(PROBLEM DESCRIPTION): Please copy the items from the line with "Localize all elements." up to and including the line with "pie-slice-label: Banh trang tron", reproducing each line unchanged.

======== EXTRACTED ENTRIES

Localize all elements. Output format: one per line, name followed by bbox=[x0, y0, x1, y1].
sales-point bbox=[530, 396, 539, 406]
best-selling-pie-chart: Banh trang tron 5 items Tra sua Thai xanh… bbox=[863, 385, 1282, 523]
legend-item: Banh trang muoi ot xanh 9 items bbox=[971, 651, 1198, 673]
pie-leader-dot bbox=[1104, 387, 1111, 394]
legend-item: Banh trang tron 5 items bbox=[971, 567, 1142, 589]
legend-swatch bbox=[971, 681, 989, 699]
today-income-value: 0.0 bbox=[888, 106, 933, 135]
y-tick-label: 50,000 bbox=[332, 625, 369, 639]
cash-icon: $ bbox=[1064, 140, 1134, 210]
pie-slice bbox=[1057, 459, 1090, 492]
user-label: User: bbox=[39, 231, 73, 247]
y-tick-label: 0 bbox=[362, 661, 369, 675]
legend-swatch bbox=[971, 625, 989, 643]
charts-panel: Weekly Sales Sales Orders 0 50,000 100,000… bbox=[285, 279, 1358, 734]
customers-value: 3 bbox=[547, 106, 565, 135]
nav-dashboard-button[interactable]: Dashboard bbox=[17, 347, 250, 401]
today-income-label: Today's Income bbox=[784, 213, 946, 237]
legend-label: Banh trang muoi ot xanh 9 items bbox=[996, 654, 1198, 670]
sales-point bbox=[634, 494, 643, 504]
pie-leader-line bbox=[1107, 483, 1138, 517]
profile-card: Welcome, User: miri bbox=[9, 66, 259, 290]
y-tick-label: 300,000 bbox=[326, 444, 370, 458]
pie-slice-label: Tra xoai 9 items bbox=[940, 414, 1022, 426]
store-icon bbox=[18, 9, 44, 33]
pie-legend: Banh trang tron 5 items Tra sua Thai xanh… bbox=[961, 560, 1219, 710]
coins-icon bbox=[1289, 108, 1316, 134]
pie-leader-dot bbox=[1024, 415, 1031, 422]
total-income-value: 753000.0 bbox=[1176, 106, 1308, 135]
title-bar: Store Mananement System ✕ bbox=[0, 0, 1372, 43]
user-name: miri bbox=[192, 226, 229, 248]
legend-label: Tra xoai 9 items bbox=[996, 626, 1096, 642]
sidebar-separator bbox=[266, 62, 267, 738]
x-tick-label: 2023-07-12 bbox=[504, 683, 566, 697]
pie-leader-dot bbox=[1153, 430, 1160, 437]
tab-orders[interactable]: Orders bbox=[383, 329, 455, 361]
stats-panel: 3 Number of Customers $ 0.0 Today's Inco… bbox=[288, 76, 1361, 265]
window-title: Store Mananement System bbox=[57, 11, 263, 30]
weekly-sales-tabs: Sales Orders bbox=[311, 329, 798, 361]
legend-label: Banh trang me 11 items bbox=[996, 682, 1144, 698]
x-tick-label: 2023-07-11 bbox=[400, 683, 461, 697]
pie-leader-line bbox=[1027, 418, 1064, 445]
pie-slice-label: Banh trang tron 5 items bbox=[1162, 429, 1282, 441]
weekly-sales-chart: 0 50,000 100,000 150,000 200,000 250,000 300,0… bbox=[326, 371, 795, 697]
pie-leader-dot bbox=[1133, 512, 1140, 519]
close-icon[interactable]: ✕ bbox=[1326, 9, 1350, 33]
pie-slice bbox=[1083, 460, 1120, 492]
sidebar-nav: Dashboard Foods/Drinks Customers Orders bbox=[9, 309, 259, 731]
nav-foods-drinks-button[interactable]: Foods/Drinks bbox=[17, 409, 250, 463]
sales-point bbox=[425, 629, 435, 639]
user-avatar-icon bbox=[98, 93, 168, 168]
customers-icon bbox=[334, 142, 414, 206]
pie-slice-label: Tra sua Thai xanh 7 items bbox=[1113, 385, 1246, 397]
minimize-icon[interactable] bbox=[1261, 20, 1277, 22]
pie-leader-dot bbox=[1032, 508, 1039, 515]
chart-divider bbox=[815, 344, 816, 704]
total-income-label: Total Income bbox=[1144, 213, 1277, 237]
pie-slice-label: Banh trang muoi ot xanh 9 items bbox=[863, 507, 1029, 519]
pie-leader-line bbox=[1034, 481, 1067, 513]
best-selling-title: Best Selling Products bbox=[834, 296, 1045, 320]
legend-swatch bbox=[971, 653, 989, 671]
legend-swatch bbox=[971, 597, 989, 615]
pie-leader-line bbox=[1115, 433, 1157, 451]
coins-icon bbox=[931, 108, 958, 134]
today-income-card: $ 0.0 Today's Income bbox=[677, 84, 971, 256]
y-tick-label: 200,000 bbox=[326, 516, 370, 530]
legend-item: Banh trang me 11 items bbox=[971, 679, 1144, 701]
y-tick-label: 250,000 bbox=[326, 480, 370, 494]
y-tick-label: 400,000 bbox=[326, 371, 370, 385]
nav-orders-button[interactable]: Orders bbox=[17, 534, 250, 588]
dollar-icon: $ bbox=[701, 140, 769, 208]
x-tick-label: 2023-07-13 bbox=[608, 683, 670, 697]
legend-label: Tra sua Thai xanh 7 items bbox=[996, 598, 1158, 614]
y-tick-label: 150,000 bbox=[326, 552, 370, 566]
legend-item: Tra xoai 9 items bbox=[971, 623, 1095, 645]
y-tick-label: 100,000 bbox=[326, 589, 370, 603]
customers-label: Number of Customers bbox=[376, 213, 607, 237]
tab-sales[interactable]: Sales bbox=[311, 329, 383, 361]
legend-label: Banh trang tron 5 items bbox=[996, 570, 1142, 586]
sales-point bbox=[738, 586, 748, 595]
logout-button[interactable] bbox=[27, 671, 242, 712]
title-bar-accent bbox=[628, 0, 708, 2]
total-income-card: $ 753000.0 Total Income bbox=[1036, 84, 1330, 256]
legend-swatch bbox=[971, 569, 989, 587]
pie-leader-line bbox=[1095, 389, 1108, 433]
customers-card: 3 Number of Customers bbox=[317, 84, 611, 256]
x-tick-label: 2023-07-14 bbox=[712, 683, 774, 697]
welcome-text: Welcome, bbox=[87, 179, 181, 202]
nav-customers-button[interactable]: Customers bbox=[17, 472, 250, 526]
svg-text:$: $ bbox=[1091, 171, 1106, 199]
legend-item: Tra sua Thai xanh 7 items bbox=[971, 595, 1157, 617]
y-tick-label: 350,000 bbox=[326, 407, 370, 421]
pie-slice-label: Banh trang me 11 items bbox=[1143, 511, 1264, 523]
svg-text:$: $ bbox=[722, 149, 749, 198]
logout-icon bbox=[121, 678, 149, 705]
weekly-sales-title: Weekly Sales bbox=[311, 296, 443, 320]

================
======== EXTRACTED ENTRIES

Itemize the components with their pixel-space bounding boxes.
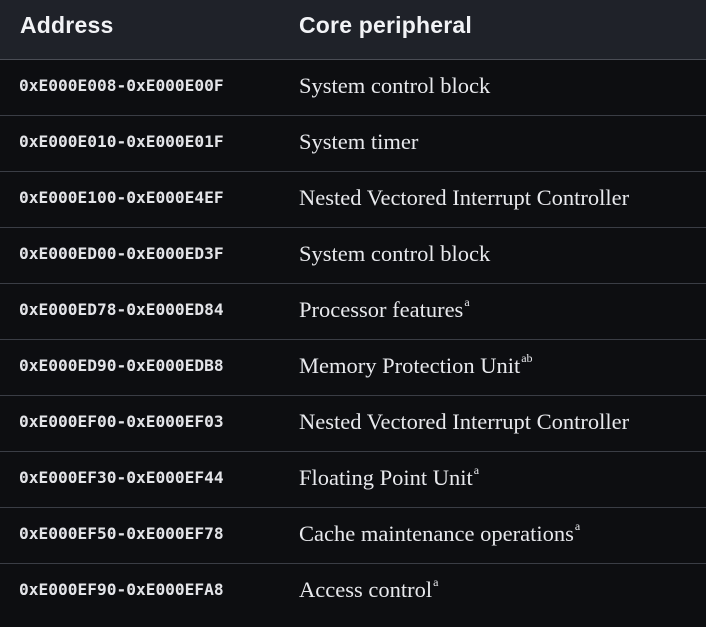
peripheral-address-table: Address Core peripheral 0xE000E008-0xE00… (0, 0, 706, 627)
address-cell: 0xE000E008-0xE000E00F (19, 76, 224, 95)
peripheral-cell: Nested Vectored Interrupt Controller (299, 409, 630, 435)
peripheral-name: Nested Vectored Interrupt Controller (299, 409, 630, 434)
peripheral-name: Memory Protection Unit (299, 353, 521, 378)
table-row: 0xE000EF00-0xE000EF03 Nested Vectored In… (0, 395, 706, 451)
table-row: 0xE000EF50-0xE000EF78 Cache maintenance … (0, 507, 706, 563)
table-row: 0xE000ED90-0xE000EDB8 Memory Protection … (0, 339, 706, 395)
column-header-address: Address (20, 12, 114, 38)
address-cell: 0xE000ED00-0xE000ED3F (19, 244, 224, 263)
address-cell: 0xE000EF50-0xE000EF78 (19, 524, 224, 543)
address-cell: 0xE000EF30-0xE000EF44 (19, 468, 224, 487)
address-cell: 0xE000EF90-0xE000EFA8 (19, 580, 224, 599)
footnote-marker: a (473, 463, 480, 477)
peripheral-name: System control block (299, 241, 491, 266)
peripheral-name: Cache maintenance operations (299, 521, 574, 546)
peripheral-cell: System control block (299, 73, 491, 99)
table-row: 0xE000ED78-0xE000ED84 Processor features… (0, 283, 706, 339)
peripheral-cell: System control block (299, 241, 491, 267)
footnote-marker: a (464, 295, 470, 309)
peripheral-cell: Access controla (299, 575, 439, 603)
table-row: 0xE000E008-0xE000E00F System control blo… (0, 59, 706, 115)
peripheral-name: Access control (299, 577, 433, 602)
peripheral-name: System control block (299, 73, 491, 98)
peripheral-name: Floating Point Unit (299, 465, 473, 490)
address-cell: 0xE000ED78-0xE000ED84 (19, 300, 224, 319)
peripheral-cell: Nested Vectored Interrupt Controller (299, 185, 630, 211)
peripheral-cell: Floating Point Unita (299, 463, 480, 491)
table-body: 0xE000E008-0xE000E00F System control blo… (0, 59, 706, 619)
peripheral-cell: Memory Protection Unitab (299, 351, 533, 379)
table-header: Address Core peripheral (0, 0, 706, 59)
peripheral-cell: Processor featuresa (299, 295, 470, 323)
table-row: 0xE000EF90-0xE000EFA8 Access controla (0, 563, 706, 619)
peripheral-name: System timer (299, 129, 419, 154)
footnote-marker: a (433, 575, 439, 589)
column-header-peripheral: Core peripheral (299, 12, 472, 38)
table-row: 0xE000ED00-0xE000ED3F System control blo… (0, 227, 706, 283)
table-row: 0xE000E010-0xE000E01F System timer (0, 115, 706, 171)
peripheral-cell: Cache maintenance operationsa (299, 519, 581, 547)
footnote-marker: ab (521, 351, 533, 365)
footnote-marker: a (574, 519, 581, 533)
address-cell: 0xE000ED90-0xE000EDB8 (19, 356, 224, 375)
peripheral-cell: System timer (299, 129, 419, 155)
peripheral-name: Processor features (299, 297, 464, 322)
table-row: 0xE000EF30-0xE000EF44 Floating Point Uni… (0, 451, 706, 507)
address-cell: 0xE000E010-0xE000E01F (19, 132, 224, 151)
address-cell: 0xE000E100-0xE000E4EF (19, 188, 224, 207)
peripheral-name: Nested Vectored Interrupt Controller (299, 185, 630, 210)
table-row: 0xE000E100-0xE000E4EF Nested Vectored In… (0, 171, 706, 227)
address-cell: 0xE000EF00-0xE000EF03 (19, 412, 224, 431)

================
======== EXTRACTED ENTRIES

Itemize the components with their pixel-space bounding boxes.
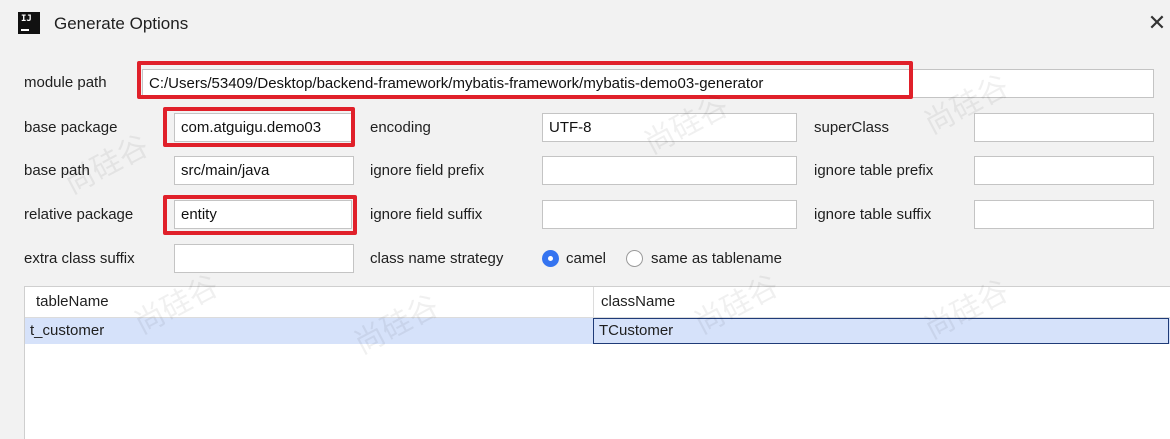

================

(THE ANSWER):
Localize all elements. Output format: one per line, name followed by bbox=[x0, y0, x1, y1].
sales-point bbox=[530, 396, 539, 406]
best-selling-pie-chart: Banh trang tron 5 items Tra sua Thai xanh… bbox=[863, 385, 1282, 523]
legend-item: Banh trang muoi ot xanh 9 items bbox=[971, 651, 1198, 673]
pie-leader-dot bbox=[1104, 387, 1111, 394]
legend-item: Banh trang tron 5 items bbox=[971, 567, 1142, 589]
legend-swatch bbox=[971, 681, 989, 699]
today-income-value: 0.0 bbox=[888, 106, 933, 135]
y-tick-label: 50,000 bbox=[332, 625, 369, 639]
cash-icon: $ bbox=[1064, 140, 1134, 210]
pie-slice bbox=[1057, 459, 1090, 492]
user-label: User: bbox=[39, 231, 73, 247]
y-tick-label: 0 bbox=[362, 661, 369, 675]
legend-swatch bbox=[971, 625, 989, 643]
charts-panel: Weekly Sales Sales Orders 0 50,000 100,000… bbox=[285, 279, 1358, 734]
customers-value: 3 bbox=[547, 106, 565, 135]
nav-dashboard-button[interactable]: Dashboard bbox=[17, 347, 250, 401]
today-income-label: Today's Income bbox=[784, 213, 946, 237]
legend-label: Banh trang muoi ot xanh 9 items bbox=[996, 654, 1198, 670]
sales-point bbox=[634, 494, 643, 504]
pie-leader-line bbox=[1107, 483, 1138, 517]
profile-card: Welcome, User: miri bbox=[9, 66, 259, 290]
y-tick-label: 300,000 bbox=[326, 444, 370, 458]
pie-slice-label: Tra xoai 9 items bbox=[940, 414, 1022, 426]
store-icon bbox=[18, 9, 44, 33]
pie-legend: Banh trang tron 5 items Tra sua Thai xanh… bbox=[961, 560, 1219, 710]
coins-icon bbox=[1289, 108, 1316, 134]
pie-leader-dot bbox=[1024, 415, 1031, 422]
total-income-value: 753000.0 bbox=[1176, 106, 1308, 135]
title-bar: Store Mananement System ✕ bbox=[0, 0, 1372, 43]
user-name: miri bbox=[192, 226, 229, 248]
legend-label: Tra xoai 9 items bbox=[996, 626, 1096, 642]
sidebar-separator bbox=[266, 62, 267, 738]
x-tick-label: 2023-07-12 bbox=[504, 683, 566, 697]
pie-leader-dot bbox=[1153, 430, 1160, 437]
tab-orders[interactable]: Orders bbox=[383, 329, 455, 361]
stats-panel: 3 Number of Customers $ 0.0 Today's Inco… bbox=[288, 76, 1361, 265]
window-title: Store Mananement System bbox=[57, 11, 263, 30]
weekly-sales-tabs: Sales Orders bbox=[311, 329, 798, 361]
legend-label: Banh trang me 11 items bbox=[996, 682, 1144, 698]
x-tick-label: 2023-07-11 bbox=[400, 683, 461, 697]
pie-leader-line bbox=[1027, 418, 1064, 445]
pie-slice-label: Banh trang tron 5 items bbox=[1162, 429, 1282, 441]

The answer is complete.